» YOUR GOAL
Nothing in the data should change when you return it, but leave the pictures out.

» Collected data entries

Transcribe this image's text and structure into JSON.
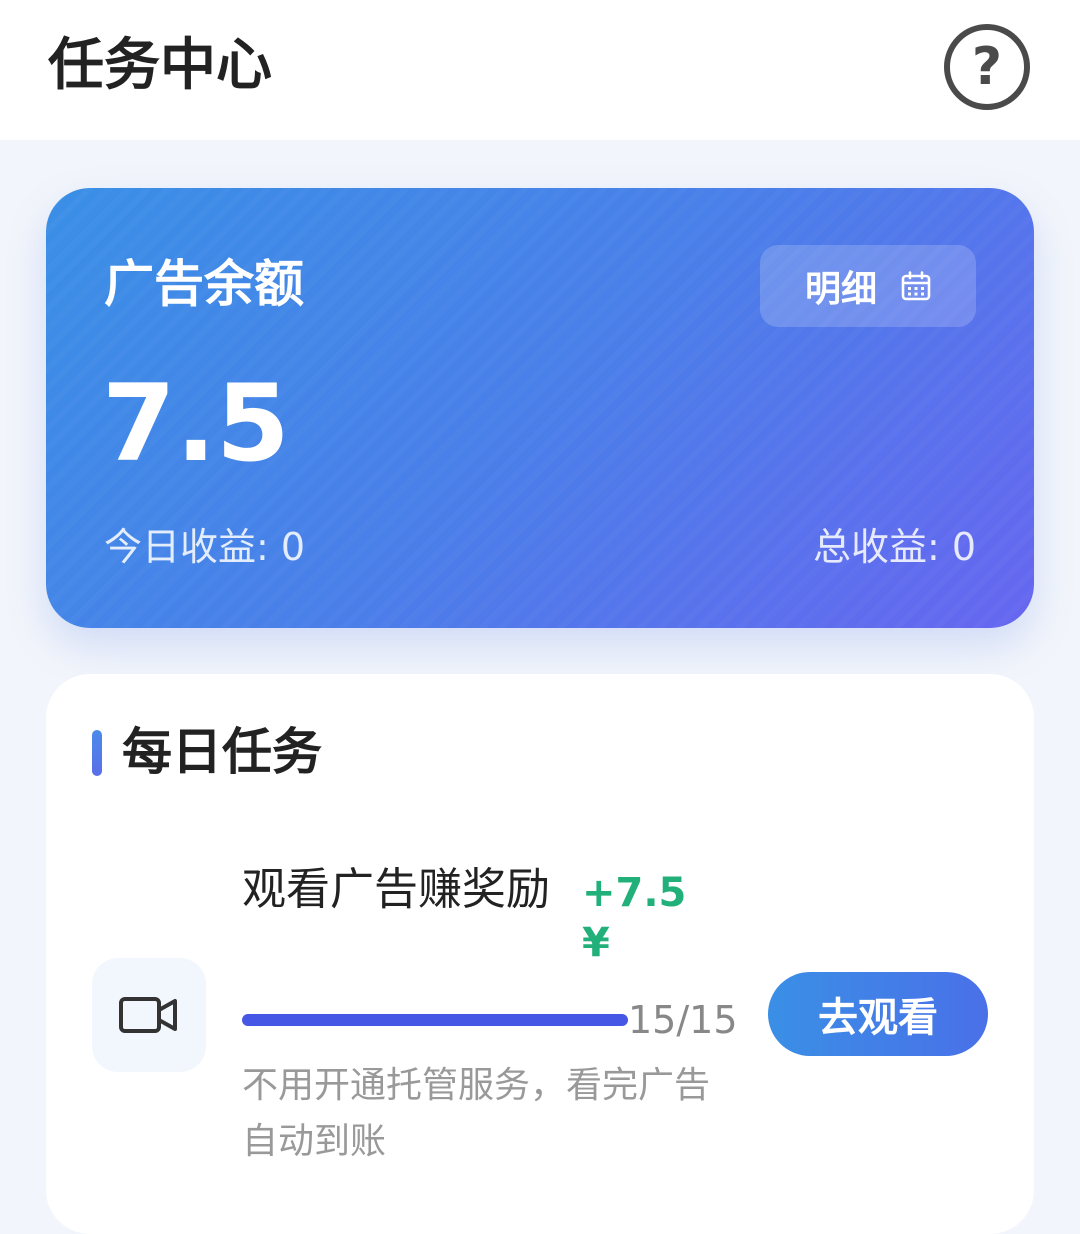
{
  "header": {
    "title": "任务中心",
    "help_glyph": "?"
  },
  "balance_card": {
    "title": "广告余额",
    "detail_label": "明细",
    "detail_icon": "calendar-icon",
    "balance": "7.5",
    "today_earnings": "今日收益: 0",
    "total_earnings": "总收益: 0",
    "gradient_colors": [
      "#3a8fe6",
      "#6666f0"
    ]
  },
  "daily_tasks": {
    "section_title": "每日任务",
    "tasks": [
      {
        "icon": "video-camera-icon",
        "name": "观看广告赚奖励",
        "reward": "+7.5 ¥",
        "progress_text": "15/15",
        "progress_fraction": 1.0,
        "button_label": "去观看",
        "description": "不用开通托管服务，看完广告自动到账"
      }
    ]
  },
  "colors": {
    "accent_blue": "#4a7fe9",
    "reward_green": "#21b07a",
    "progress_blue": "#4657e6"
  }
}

» OUTPUT FOR THIS EXERCISE
Transcribe this image's text and structure into JSON.
{
  "header": {
    "title": "任务中心",
    "help_glyph": "?"
  },
  "balance_card": {
    "title": "广告余额",
    "detail_label": "明细",
    "detail_icon": "calendar-icon",
    "balance": "7.5",
    "today_earnings": "今日收益: 0",
    "total_earnings": "总收益: 0",
    "gradient_colors": [
      "#3a8fe6",
      "#6666f0"
    ]
  },
  "daily_tasks": {
    "section_title": "每日任务",
    "tasks": [
      {
        "icon": "video-camera-icon",
        "name": "观看广告赚奖励",
        "reward": "+7.5 ¥",
        "progress_text": "15/15",
        "progress_fraction": 1.0,
        "button_label": "去观看",
        "description": "不用开通托管服务，看完广告自动到账"
      }
    ]
  },
  "colors": {
    "accent_blue": "#4a7fe9",
    "reward_green": "#21b07a",
    "progress_blue": "#4657e6"
  }
}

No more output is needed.